TASK INPUTS:
++++++++

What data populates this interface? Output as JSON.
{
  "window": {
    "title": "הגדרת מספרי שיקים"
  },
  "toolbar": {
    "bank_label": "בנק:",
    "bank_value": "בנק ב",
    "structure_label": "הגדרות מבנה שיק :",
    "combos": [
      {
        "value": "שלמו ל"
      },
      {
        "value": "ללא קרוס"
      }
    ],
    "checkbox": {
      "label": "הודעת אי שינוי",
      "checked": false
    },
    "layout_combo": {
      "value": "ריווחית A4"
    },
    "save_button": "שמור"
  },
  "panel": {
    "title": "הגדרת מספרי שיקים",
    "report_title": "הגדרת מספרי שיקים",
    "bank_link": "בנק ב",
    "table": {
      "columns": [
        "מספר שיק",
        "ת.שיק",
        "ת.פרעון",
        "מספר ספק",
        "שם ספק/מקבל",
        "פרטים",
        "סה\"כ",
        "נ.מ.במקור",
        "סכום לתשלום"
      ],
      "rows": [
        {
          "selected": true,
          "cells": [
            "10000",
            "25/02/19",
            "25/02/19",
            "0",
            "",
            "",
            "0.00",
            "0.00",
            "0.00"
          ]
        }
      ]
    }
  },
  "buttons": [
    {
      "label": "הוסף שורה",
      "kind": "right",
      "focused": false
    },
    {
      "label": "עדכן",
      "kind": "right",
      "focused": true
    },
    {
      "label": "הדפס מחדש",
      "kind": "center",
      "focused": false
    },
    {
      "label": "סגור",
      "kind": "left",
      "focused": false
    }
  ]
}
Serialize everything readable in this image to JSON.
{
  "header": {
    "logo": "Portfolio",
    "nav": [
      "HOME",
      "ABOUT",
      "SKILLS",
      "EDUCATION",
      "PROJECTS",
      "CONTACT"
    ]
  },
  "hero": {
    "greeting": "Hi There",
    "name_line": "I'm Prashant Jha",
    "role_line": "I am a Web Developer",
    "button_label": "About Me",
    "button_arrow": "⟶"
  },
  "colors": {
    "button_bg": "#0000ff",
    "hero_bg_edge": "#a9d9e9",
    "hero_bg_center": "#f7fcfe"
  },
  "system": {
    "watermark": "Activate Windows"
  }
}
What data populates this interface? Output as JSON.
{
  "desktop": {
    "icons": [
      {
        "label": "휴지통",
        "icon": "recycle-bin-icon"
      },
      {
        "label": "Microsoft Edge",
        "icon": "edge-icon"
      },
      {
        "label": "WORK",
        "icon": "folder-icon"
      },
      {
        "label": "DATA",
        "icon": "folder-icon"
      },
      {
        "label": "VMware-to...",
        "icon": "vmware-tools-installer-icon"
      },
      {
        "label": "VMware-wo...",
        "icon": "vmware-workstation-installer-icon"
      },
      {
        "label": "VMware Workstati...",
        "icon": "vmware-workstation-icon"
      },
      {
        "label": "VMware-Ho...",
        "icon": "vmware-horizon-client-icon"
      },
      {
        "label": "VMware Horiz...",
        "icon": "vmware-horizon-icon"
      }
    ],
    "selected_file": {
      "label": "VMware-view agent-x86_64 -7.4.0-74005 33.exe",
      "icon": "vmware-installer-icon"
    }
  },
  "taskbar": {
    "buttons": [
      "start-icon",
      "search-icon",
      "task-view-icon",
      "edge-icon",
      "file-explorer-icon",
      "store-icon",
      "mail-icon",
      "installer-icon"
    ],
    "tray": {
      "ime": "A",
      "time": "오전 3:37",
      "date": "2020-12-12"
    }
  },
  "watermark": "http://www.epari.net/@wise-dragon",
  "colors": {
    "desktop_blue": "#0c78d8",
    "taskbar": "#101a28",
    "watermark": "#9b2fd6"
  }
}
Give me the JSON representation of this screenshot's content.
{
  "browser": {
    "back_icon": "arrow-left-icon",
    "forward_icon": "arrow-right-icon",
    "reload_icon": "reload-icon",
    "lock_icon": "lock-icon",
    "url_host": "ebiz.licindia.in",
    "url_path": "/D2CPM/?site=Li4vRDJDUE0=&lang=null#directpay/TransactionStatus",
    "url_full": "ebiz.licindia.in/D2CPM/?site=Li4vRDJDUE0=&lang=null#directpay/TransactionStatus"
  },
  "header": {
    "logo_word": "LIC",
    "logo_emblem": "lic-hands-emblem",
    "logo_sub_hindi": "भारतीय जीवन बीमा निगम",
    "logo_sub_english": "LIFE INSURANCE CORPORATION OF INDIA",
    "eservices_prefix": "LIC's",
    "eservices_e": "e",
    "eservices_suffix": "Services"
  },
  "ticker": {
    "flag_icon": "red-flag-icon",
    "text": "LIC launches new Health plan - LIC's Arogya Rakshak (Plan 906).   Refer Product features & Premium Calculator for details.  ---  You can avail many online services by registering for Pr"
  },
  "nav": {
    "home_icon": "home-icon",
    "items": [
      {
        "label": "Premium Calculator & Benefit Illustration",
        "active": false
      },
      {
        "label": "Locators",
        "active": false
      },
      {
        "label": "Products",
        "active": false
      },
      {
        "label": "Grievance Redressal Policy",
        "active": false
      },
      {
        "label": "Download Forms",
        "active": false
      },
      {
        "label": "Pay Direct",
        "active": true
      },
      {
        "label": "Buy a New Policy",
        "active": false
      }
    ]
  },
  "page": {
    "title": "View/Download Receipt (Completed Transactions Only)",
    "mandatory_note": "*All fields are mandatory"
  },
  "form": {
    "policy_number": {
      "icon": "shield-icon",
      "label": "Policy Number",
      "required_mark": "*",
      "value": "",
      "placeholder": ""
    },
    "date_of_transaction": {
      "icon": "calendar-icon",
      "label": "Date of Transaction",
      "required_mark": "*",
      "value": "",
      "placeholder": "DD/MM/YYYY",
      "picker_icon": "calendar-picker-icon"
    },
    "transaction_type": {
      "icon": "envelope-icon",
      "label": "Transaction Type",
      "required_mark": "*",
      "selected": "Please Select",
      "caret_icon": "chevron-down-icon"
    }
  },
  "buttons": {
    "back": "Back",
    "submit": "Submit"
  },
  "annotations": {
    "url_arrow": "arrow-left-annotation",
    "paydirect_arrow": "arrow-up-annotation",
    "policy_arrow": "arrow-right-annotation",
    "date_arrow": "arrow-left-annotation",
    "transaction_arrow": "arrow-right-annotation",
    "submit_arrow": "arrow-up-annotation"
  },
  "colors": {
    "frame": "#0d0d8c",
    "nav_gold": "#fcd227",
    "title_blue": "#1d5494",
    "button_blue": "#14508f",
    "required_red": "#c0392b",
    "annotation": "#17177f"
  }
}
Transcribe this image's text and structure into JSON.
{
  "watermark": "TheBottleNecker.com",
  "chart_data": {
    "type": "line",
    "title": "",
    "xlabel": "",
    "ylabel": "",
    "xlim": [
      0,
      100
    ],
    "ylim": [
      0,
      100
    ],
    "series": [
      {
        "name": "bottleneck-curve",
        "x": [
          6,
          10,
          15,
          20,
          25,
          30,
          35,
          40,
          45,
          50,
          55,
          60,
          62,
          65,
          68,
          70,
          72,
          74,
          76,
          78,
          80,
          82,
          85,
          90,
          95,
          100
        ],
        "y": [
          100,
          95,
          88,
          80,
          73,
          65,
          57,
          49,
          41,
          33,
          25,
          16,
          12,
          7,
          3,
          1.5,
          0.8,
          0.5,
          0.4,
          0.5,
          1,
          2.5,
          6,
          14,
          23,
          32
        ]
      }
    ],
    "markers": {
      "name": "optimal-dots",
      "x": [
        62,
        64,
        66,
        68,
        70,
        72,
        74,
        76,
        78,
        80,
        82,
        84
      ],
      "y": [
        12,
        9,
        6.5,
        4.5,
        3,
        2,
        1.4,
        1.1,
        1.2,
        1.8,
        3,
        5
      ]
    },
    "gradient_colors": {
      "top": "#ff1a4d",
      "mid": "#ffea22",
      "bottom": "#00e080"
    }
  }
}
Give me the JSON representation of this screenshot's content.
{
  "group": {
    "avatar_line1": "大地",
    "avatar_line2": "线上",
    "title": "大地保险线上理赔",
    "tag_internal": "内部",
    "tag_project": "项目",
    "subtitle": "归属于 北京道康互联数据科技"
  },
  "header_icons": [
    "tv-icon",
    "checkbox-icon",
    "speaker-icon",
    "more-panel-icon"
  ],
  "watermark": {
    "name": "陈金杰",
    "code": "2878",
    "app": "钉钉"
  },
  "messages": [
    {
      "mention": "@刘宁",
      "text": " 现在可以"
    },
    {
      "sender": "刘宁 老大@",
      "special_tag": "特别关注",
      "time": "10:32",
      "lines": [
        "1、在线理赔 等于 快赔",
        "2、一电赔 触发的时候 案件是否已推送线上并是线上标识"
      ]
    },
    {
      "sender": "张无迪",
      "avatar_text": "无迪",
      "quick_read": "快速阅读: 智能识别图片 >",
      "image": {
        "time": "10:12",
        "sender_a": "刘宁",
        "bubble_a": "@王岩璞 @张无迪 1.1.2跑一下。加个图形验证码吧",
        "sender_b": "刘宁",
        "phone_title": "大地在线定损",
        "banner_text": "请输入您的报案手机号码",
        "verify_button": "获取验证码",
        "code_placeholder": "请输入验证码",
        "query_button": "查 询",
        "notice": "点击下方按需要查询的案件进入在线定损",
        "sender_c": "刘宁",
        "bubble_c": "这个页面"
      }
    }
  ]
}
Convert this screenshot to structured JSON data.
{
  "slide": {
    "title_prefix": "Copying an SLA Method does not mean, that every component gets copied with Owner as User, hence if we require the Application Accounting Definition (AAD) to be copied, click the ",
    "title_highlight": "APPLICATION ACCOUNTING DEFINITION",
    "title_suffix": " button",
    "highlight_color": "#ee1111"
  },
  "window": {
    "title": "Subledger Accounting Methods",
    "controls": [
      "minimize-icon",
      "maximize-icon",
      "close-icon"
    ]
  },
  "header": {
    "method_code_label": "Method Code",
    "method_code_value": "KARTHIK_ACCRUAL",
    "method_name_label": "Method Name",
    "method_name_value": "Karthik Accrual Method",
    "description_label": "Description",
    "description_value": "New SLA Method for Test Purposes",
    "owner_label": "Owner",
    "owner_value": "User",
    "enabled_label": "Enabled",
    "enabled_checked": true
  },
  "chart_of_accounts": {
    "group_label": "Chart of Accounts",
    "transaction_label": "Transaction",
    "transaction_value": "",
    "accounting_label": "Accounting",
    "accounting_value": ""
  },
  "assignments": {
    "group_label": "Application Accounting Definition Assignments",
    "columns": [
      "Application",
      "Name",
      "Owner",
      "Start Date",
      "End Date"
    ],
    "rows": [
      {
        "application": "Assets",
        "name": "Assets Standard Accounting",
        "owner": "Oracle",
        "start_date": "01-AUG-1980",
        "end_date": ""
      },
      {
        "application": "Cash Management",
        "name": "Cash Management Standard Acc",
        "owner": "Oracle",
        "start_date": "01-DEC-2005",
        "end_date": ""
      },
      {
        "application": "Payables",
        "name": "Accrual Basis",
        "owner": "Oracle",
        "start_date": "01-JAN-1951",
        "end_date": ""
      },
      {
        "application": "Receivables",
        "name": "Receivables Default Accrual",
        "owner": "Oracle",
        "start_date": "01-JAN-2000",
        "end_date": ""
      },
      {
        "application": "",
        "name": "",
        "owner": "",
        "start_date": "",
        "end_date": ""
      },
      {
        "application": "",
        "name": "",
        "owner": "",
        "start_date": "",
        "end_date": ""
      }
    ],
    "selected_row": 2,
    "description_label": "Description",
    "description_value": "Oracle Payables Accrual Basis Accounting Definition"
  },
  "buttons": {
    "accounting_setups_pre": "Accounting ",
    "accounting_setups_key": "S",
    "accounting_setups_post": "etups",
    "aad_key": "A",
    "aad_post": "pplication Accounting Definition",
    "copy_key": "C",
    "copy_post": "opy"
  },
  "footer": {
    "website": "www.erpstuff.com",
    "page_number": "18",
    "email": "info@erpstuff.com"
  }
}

++++++++

WRITTEN PROBLEM: Copy every line of the listing where the word "lang" appears.

SOLVED EXERCISE:
    "url_path": "/D2CPM/?site=Li4vRDJDUE0=&lang=null#directpay/TransactionStatus",
    "url_full": "ebiz.licindia.in/D2CPM/?site=Li4vRDJDUE0=&lang=null#directpay/TransactionStatus"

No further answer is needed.